## Task requirements
Restate every line of the material, word for word.
☆ ☆ ☆ ☆
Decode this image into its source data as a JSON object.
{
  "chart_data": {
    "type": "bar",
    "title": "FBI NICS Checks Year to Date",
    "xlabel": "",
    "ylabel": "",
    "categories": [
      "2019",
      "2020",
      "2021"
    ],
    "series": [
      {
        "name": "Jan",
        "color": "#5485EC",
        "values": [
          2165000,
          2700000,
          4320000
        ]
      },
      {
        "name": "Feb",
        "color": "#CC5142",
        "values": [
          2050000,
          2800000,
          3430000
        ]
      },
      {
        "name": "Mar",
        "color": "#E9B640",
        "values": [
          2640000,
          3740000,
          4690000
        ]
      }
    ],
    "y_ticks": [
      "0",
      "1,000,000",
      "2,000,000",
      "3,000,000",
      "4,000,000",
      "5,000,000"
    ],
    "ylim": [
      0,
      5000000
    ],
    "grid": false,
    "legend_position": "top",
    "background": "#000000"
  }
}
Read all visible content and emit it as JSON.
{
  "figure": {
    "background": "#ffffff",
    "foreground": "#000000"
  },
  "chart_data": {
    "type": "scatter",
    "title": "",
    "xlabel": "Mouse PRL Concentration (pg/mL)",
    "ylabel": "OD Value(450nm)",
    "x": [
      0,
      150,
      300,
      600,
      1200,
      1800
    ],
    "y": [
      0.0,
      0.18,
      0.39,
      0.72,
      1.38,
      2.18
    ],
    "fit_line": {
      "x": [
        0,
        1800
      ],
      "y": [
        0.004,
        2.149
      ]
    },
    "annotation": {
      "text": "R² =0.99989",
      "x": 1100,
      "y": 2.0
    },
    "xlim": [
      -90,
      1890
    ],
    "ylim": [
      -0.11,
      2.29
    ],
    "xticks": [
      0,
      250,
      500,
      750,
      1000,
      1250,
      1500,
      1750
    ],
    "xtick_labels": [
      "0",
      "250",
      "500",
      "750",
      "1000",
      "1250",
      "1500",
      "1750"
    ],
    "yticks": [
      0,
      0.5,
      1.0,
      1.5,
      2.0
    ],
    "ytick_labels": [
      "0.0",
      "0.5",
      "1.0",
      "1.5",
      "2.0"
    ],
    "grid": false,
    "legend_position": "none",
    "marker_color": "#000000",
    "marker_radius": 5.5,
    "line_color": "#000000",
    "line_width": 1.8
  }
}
☆ ☆ ☆ ☆
## Exercise response
Decode this image into its source data as a JSON object.
{
  "chart_data": {
    "type": "bar",
    "title": "FBI NICS Checks Year to Date",
    "xlabel": "",
    "ylabel": "",
    "categories": [
      "2019",
      "2020",
      "2021"
    ],
    "series": [
      {
        "name": "Jan",
        "color": "#5485EC",
        "values": [
          2165000,
          2700000,
          4320000
        ]
      },
      {
        "name": "Feb",
        "color": "#CC5142",
        "values": [
          2050000,
          2800000,
          3430000
        ]
      },
      {
        "name": "Mar",
        "color": "#E9B640",
        "values": [
          2640000,
          3740000,
          4690000
        ]
      }
    ],
    "y_ticks": [
      "0",
      "1,000,000",
      "2,000,000",
      "3,000,000",
      "4,000,000",
      "5,000,000"
    ],
    "ylim": [
      0,
      5000000
    ],
    "grid": false,
    "legend_position": "top",
    "background": "#000000"
  }
}
Read all visible content and emit it as JSON.
{
  "figure": {
    "background": "#ffffff",
    "foreground": "#000000"
  },
  "chart_data": {
    "type": "scatter",
    "title": "",
    "xlabel": "Mouse PRL Concentration (pg/mL)",
    "ylabel": "OD Value(450nm)",
    "x": [
      0,
      150,
      300,
      600,
      1200,
      1800
    ],
    "y": [
      0.0,
      0.18,
      0.39,
      0.72,
      1.38,
      2.18
    ],
    "fit_line": {
      "x": [
        0,
        1800
      ],
      "y": [
        0.004,
        2.149
      ]
    },
    "annotation": {
      "text": "R² =0.99989",
      "x": 1100,
      "y": 2.0
    },
    "xlim": [
      -90,
      1890
    ],
    "ylim": [
      -0.11,
      2.29
    ],
    "xticks": [
      0,
      250,
      500,
      750,
      1000,
      1250,
      1500,
      1750
    ],
    "xtick_labels": [
      "0",
      "250",
      "500",
      "750",
      "1000",
      "1250",
      "1500",
      "1750"
    ],
    "yticks": [
      0,
      0.5,
      1.0,
      1.5,
      2.0
    ],
    "ytick_labels": [
      "0.0",
      "0.5",
      "1.0",
      "1.5",
      "2.0"
    ],
    "grid": false,
    "legend_position": "none",
    "marker_color": "#000000",
    "marker_radius": 5.5,
    "line_color": "#000000",
    "line_width": 1.8
  }
}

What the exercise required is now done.